━━━━━ Listed records

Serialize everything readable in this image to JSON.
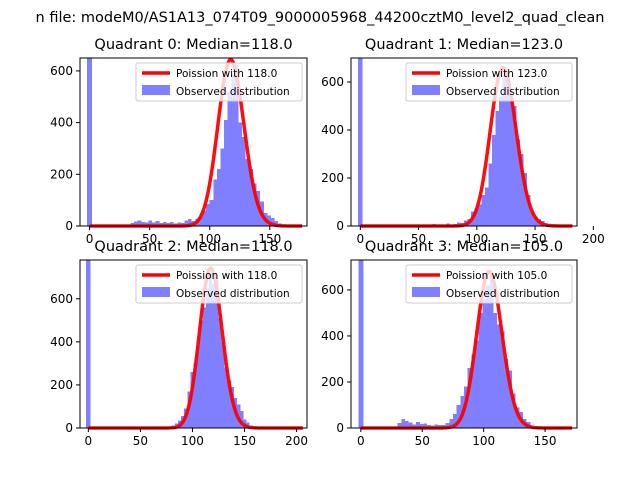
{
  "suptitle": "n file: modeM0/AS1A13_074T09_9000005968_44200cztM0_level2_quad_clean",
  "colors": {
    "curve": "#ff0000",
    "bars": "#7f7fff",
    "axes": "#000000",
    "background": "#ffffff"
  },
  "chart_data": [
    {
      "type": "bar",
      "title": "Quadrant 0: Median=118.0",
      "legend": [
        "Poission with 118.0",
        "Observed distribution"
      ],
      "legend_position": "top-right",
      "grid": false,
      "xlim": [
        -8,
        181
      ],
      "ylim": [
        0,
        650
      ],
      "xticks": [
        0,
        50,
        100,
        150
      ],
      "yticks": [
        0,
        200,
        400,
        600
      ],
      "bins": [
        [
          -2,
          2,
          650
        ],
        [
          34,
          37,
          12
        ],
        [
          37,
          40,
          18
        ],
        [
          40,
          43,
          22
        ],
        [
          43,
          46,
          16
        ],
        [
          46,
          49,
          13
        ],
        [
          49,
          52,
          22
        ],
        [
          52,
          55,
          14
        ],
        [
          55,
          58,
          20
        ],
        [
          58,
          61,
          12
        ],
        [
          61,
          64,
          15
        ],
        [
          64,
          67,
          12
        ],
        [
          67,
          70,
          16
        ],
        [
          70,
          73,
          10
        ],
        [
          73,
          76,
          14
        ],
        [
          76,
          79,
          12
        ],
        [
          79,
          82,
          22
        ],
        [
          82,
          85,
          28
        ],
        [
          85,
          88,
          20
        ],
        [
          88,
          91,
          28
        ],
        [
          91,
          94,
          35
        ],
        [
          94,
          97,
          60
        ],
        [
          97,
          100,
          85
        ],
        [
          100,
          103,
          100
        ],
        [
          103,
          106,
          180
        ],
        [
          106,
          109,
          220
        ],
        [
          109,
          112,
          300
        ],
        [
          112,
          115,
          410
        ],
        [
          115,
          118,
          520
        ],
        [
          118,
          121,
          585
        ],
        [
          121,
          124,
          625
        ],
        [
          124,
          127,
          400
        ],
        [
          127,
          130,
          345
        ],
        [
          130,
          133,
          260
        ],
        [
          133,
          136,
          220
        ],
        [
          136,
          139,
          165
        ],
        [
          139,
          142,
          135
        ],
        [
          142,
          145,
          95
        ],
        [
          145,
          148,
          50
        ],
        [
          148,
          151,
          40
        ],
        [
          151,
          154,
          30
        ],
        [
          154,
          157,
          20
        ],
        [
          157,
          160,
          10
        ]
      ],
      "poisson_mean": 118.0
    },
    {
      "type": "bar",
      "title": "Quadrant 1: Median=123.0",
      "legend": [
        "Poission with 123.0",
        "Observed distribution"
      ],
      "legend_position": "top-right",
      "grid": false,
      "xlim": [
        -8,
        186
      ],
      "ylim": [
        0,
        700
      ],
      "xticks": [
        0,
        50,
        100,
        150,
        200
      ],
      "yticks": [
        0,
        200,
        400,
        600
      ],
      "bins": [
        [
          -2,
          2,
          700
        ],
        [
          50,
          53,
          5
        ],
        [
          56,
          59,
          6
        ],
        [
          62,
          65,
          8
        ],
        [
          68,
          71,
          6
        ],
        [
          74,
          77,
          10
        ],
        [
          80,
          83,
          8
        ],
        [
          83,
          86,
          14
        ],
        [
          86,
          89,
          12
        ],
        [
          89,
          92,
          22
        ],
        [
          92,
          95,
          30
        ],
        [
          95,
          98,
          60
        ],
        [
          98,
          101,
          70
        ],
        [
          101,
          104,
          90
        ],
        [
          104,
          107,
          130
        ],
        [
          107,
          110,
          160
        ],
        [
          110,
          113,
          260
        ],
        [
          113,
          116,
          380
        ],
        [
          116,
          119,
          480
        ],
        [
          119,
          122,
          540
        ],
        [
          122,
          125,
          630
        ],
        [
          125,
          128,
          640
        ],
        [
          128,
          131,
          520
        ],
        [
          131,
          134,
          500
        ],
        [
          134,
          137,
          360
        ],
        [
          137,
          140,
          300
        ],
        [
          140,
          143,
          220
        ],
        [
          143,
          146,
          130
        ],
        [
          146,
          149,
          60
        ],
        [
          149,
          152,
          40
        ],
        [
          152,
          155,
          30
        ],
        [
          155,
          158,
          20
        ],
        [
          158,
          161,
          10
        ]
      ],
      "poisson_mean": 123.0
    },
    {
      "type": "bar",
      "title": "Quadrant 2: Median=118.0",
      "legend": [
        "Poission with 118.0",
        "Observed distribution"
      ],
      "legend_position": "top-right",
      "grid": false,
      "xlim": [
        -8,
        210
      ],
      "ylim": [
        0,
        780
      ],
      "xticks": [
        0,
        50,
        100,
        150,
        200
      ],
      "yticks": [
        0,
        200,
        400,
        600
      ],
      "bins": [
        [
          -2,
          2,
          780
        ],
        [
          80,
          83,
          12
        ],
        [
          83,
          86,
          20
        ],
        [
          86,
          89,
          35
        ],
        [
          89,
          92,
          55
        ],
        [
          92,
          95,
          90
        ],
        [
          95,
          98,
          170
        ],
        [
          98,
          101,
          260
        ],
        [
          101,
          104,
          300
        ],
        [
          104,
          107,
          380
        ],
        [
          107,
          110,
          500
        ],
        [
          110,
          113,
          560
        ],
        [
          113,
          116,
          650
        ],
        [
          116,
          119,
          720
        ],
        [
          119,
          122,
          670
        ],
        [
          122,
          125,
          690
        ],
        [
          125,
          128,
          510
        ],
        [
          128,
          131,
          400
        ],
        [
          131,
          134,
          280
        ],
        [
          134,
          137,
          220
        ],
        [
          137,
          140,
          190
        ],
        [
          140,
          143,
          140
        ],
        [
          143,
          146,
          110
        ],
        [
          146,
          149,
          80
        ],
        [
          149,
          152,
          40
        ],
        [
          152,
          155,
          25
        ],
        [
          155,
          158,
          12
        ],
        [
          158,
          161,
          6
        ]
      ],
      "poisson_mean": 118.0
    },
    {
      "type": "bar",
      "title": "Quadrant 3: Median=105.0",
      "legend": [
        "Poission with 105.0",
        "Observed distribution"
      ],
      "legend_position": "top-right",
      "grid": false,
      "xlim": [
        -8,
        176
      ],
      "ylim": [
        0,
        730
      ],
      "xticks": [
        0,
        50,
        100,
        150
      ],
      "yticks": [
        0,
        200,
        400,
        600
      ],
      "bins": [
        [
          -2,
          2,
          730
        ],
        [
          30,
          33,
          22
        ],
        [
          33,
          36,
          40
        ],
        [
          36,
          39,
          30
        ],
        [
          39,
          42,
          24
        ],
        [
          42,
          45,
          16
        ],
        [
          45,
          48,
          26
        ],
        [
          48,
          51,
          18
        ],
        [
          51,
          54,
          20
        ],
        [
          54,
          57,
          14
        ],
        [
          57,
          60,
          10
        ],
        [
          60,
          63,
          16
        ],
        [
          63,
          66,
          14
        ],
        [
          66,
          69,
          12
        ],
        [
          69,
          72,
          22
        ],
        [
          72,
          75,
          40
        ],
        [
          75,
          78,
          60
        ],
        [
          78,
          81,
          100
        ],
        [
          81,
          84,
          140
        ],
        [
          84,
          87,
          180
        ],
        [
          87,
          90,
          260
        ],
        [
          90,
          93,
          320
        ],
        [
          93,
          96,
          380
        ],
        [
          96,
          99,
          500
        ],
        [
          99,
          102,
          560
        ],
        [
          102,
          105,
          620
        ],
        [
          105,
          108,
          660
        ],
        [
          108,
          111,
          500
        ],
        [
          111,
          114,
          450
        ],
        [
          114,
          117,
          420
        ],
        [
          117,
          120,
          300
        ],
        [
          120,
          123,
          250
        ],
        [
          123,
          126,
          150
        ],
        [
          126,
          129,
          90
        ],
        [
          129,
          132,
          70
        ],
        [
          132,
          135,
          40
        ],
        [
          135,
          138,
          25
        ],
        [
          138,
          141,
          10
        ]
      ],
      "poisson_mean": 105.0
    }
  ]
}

━━━━━━━━━━
━━━━━ Listed records

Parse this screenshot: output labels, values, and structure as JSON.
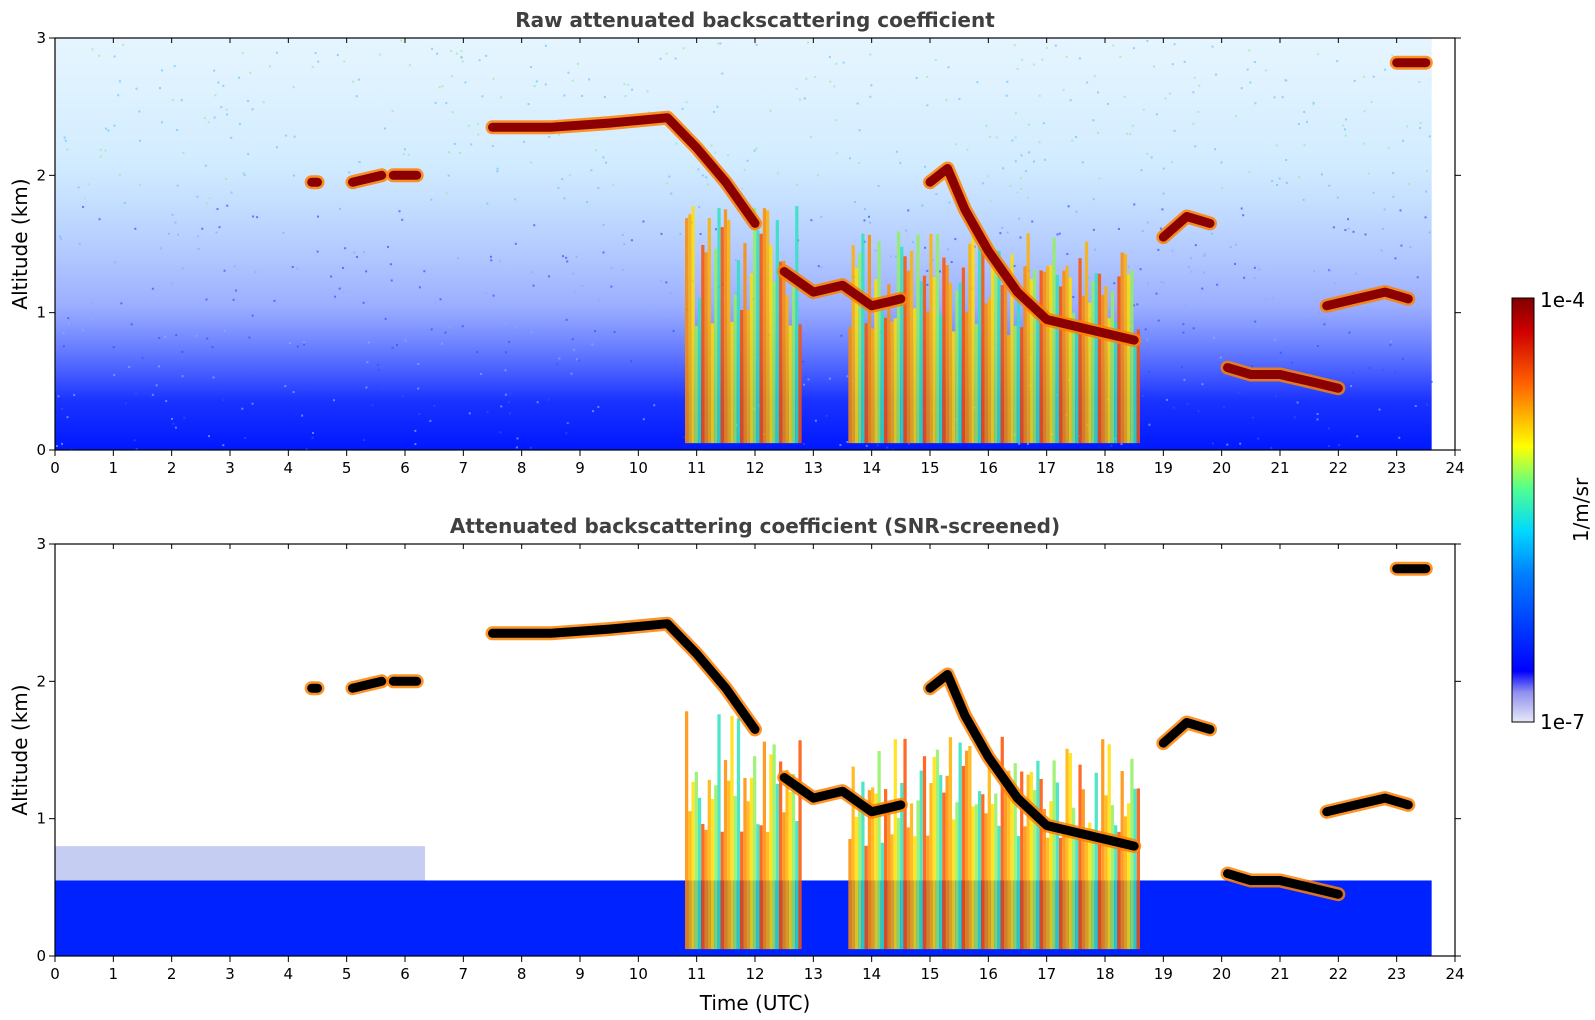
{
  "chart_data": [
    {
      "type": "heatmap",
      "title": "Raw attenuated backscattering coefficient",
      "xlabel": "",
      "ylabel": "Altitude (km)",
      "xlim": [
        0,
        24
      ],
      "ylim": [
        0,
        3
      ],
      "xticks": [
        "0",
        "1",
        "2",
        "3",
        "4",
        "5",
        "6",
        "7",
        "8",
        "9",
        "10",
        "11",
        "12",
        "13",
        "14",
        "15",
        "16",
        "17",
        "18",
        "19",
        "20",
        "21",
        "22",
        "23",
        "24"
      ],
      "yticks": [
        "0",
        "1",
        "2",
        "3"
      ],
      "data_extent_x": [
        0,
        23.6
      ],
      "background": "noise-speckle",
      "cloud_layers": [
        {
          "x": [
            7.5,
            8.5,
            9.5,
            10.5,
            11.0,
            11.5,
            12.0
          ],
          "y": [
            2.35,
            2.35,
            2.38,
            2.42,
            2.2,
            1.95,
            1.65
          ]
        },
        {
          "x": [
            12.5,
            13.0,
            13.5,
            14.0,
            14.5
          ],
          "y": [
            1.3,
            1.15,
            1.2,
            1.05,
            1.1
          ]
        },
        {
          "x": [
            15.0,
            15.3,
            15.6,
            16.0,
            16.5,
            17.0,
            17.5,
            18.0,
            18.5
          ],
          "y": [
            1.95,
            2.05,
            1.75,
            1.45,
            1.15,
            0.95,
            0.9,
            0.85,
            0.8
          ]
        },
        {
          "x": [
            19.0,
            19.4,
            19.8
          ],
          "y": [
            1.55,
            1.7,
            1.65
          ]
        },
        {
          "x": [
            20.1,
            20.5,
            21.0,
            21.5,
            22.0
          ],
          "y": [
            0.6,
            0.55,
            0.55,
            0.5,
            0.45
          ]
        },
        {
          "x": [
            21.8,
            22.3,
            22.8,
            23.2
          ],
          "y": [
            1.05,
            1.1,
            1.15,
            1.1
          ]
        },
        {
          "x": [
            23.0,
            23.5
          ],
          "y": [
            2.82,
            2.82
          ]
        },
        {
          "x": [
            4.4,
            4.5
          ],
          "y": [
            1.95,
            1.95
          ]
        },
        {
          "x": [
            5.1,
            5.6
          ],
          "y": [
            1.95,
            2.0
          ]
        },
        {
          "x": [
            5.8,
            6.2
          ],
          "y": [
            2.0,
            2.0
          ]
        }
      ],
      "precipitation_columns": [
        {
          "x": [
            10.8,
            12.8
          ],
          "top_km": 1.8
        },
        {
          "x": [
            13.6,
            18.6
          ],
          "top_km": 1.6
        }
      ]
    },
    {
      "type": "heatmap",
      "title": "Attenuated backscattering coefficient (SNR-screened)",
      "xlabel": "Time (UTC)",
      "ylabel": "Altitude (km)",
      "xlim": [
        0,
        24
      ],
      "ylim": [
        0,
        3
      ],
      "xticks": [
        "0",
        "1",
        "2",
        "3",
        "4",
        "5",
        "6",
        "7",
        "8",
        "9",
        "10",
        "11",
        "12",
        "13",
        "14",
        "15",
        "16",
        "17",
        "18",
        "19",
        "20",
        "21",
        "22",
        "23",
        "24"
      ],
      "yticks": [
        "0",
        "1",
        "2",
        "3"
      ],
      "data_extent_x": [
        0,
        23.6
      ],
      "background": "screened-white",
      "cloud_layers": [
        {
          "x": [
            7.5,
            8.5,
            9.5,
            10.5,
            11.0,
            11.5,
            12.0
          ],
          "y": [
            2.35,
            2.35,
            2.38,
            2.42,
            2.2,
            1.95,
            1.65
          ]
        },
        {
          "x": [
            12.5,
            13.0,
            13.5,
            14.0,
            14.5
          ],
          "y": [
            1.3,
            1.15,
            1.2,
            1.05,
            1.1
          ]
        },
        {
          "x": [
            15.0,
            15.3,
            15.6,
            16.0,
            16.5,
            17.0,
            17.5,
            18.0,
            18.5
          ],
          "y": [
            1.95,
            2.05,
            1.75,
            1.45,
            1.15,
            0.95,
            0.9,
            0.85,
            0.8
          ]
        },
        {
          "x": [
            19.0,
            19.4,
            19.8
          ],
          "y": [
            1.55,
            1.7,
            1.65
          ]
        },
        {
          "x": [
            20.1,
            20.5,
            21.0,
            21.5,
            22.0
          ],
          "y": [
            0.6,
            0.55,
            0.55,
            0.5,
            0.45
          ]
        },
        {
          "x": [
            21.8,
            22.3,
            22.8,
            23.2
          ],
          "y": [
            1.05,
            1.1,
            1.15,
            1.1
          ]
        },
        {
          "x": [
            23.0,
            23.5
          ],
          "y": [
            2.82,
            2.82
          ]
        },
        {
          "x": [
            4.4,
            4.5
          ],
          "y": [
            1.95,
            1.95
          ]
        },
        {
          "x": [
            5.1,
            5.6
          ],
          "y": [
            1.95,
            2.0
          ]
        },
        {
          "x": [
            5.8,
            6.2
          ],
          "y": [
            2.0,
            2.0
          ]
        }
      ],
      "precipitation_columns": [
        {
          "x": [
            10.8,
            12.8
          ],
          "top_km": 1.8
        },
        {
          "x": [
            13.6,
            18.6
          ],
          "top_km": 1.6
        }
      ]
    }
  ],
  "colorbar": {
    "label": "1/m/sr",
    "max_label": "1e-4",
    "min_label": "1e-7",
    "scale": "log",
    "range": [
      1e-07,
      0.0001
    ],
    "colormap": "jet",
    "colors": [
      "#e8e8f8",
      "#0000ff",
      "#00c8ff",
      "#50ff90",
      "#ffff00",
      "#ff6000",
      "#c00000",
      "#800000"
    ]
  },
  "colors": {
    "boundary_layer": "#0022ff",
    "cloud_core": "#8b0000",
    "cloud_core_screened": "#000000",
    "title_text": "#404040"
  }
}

━━━━━━━━━━
━━━━━ Listed records

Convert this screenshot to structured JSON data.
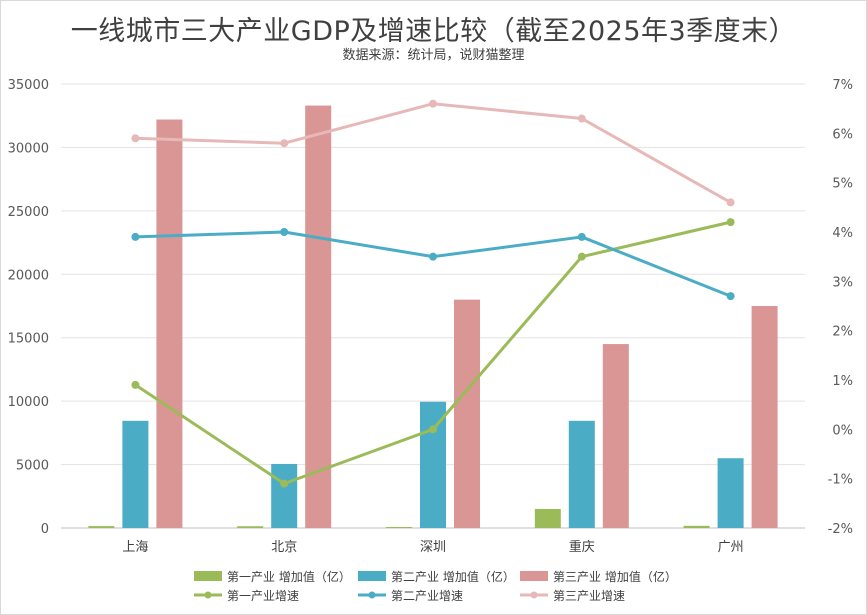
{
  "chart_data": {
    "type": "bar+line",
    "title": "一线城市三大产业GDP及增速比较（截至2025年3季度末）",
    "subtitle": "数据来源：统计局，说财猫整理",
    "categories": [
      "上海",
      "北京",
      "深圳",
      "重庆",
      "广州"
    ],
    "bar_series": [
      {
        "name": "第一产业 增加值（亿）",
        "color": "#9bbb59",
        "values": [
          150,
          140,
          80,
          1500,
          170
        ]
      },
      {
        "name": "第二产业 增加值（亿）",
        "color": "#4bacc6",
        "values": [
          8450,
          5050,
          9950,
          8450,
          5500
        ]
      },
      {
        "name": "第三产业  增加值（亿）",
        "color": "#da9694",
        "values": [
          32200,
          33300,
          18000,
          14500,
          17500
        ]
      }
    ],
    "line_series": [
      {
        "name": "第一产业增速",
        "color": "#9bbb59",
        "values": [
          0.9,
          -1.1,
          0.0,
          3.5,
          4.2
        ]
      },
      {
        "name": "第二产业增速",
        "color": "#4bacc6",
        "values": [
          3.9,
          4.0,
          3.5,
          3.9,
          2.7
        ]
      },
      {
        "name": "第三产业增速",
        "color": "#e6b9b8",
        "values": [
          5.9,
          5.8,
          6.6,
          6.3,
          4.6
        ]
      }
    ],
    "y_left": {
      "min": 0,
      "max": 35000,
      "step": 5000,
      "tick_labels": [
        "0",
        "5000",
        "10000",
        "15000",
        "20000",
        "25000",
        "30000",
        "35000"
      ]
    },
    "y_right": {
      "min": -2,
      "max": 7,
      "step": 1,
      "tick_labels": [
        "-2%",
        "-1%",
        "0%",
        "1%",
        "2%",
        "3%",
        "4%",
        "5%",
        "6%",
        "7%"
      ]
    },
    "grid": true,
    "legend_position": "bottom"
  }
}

━━━━━━━━━━

> **Aim of the task**
Using the listing above, gather each line that holds the string "JSON" and copy it.

> **Complete output**
Serialize everything readable in this image to JSON.
Parse this screenshot: output labels, values, and structure as JSON.
Convert this screenshot to structured JSON data.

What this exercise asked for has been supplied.